What needs to be done
Output the data below in full, character for character.

Given records
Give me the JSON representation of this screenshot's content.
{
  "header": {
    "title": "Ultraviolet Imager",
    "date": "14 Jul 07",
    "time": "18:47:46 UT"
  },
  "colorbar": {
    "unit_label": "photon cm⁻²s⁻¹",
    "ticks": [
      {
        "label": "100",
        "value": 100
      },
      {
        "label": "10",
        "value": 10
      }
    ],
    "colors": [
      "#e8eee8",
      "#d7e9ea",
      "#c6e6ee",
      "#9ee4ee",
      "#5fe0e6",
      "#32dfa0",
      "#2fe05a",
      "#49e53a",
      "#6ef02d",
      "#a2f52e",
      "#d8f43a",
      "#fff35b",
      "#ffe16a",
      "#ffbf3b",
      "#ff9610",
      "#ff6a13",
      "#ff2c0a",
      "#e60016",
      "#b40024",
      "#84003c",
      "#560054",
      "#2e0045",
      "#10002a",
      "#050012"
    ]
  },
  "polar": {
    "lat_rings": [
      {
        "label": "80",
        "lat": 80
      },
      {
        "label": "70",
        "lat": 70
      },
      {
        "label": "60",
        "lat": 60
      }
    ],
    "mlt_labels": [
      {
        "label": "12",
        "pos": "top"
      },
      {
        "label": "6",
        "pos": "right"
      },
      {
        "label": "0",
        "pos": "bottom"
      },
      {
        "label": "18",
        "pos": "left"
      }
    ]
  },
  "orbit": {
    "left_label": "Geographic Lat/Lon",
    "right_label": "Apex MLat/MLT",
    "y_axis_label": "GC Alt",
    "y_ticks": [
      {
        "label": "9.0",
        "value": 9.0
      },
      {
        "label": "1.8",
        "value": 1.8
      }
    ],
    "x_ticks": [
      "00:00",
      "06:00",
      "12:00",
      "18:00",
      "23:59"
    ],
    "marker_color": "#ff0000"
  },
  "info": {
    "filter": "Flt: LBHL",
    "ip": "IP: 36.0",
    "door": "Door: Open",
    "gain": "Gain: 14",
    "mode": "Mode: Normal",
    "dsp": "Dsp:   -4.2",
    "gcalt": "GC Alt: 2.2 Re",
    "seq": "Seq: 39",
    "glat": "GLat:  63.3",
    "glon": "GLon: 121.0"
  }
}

Result of the exercise
Give me the JSON representation of this screenshot's content.
{
  "header": {
    "title": "Ultraviolet Imager",
    "date": "14 Jul 07",
    "time": "18:47:46 UT"
  },
  "colorbar": {
    "unit_label": "photon cm⁻²s⁻¹",
    "ticks": [
      {
        "label": "100",
        "value": 100
      },
      {
        "label": "10",
        "value": 10
      }
    ],
    "colors": [
      "#e8eee8",
      "#d7e9ea",
      "#c6e6ee",
      "#9ee4ee",
      "#5fe0e6",
      "#32dfa0",
      "#2fe05a",
      "#49e53a",
      "#6ef02d",
      "#a2f52e",
      "#d8f43a",
      "#fff35b",
      "#ffe16a",
      "#ffbf3b",
      "#ff9610",
      "#ff6a13",
      "#ff2c0a",
      "#e60016",
      "#b40024",
      "#84003c",
      "#560054",
      "#2e0045",
      "#10002a",
      "#050012"
    ]
  },
  "polar": {
    "lat_rings": [
      {
        "label": "80",
        "lat": 80
      },
      {
        "label": "70",
        "lat": 70
      },
      {
        "label": "60",
        "lat": 60
      }
    ],
    "mlt_labels": [
      {
        "label": "12",
        "pos": "top"
      },
      {
        "label": "6",
        "pos": "right"
      },
      {
        "label": "0",
        "pos": "bottom"
      },
      {
        "label": "18",
        "pos": "left"
      }
    ]
  },
  "orbit": {
    "left_label": "Geographic Lat/Lon",
    "right_label": "Apex MLat/MLT",
    "y_axis_label": "GC Alt",
    "y_ticks": [
      {
        "label": "9.0",
        "value": 9.0
      },
      {
        "label": "1.8",
        "value": 1.8
      }
    ],
    "x_ticks": [
      "00:00",
      "06:00",
      "12:00",
      "18:00",
      "23:59"
    ],
    "marker_color": "#ff0000"
  },
  "info": {
    "filter": "Flt: LBHL",
    "ip": "IP: 36.0",
    "door": "Door: Open",
    "gain": "Gain: 14",
    "mode": "Mode: Normal",
    "dsp": "Dsp:   -4.2",
    "gcalt": "GC Alt: 2.2 Re",
    "seq": "Seq: 39",
    "glat": "GLat:  63.3",
    "glon": "GLon: 121.0"
  }
}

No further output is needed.